Copy down every line where the string "Europe" shows up.

+++++

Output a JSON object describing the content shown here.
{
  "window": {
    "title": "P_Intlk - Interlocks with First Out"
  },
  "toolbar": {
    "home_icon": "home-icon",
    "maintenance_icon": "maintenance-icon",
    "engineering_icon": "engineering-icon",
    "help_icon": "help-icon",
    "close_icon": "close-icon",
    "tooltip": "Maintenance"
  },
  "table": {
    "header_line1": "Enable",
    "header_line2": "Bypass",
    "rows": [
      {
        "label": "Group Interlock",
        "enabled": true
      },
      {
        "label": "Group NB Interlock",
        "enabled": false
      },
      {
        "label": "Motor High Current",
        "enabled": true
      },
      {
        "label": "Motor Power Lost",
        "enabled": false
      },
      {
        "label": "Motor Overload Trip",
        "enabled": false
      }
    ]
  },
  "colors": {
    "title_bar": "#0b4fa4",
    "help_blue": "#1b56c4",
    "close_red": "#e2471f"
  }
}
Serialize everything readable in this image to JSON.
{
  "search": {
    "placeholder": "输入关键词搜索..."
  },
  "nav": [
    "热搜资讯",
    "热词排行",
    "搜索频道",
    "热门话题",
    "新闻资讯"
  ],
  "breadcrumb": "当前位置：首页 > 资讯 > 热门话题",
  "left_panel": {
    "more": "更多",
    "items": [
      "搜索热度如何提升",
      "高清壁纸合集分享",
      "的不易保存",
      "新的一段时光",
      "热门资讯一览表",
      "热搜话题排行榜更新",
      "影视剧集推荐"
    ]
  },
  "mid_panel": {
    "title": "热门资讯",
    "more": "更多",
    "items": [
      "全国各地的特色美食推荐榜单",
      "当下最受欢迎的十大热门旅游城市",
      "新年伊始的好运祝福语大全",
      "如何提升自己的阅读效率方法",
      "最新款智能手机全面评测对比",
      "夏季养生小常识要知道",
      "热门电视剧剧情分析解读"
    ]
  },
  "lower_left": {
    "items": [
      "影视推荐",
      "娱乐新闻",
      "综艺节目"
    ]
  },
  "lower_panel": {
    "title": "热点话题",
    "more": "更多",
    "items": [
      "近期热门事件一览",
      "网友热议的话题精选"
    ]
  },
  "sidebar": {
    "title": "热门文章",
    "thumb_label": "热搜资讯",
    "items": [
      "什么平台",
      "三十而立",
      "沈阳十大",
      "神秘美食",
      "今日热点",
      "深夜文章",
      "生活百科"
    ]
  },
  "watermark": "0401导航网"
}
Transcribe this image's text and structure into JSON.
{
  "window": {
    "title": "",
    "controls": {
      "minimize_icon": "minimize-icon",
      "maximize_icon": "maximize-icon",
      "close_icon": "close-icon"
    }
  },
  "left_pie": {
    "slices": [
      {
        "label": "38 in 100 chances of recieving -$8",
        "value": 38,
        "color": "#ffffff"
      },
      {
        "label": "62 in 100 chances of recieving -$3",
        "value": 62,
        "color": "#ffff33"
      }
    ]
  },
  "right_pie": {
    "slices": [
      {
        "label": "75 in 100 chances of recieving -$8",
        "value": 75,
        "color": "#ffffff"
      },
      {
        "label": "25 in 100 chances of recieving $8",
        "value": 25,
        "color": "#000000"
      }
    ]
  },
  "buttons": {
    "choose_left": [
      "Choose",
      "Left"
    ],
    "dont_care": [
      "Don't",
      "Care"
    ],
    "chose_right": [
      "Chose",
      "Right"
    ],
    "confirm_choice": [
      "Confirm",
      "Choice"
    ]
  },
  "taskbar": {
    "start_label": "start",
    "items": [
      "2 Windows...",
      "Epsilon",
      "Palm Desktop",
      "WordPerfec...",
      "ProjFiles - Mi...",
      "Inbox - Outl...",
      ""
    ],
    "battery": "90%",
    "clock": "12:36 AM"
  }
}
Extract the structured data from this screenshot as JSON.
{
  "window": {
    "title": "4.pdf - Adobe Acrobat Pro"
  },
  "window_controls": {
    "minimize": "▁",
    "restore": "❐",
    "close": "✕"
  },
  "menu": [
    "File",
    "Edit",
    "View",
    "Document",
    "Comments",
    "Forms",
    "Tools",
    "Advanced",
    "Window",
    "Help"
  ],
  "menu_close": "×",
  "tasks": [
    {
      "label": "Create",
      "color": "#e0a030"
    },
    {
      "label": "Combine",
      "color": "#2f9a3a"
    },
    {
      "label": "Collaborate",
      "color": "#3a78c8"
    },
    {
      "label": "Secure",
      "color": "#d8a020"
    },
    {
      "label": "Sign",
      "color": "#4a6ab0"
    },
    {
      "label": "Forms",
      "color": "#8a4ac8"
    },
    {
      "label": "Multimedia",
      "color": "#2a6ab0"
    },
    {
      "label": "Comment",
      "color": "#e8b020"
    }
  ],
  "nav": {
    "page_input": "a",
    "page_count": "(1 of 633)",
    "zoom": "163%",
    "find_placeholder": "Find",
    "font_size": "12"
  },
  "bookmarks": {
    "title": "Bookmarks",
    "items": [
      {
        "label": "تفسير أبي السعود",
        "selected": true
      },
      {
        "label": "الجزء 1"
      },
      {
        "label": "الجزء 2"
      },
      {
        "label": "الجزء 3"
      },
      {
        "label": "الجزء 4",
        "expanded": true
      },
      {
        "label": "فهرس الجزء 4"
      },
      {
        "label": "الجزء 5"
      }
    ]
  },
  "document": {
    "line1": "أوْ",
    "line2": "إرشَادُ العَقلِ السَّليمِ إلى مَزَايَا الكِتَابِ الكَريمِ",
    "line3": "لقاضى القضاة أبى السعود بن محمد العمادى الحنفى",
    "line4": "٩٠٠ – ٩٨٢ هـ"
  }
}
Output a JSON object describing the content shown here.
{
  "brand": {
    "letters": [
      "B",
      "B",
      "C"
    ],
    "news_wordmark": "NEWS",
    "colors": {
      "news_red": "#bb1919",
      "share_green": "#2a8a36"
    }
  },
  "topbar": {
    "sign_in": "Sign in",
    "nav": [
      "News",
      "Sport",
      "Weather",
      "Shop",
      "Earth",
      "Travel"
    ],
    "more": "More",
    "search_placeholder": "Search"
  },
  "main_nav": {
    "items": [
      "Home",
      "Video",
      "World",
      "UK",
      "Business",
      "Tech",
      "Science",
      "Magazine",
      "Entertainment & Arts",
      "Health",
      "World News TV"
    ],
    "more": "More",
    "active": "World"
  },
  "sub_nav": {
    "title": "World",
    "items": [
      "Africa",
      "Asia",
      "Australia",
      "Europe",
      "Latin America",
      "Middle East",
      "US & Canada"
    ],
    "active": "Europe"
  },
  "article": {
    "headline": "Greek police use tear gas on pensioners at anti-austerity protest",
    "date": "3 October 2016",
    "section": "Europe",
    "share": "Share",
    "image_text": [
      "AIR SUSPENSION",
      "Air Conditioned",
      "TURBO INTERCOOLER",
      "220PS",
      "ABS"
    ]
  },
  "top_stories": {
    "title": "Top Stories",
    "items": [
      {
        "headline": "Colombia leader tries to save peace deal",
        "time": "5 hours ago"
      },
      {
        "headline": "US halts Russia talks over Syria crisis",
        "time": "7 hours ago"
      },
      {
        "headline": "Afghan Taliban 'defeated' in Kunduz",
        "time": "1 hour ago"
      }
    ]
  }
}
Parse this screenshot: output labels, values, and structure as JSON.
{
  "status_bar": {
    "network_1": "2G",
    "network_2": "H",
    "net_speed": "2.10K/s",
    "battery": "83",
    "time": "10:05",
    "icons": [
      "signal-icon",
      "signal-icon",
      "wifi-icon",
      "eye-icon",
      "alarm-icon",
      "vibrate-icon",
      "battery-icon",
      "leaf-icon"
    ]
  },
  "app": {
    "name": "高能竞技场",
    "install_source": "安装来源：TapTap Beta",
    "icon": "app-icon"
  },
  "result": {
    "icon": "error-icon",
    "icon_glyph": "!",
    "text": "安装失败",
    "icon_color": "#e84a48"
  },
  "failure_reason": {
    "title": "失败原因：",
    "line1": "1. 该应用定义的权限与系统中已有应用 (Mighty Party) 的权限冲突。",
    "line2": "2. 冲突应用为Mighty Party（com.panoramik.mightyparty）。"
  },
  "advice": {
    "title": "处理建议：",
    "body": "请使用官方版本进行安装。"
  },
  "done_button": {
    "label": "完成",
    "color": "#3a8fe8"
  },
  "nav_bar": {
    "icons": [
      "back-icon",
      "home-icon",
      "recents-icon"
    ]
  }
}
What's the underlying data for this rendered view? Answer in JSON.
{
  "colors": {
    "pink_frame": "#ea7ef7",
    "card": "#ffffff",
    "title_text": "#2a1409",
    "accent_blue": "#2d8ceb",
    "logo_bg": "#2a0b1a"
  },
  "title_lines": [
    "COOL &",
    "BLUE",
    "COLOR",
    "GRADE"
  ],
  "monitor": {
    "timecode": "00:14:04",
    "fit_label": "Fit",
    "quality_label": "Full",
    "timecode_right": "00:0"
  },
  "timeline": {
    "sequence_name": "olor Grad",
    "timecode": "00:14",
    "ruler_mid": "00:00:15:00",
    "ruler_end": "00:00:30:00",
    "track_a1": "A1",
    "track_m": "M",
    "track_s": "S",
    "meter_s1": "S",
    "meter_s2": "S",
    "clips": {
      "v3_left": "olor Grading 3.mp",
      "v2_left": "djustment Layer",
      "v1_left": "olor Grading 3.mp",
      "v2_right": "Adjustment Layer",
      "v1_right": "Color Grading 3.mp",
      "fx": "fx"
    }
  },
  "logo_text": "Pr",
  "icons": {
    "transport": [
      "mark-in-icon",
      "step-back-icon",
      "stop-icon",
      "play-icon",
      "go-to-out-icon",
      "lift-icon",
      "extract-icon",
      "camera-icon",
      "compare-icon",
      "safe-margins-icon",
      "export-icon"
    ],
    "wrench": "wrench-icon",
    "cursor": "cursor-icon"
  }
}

+++++

ANSWER TO THE PROBLEM:
      "Europe",
    "active": "Europe"
    "section": "Europe",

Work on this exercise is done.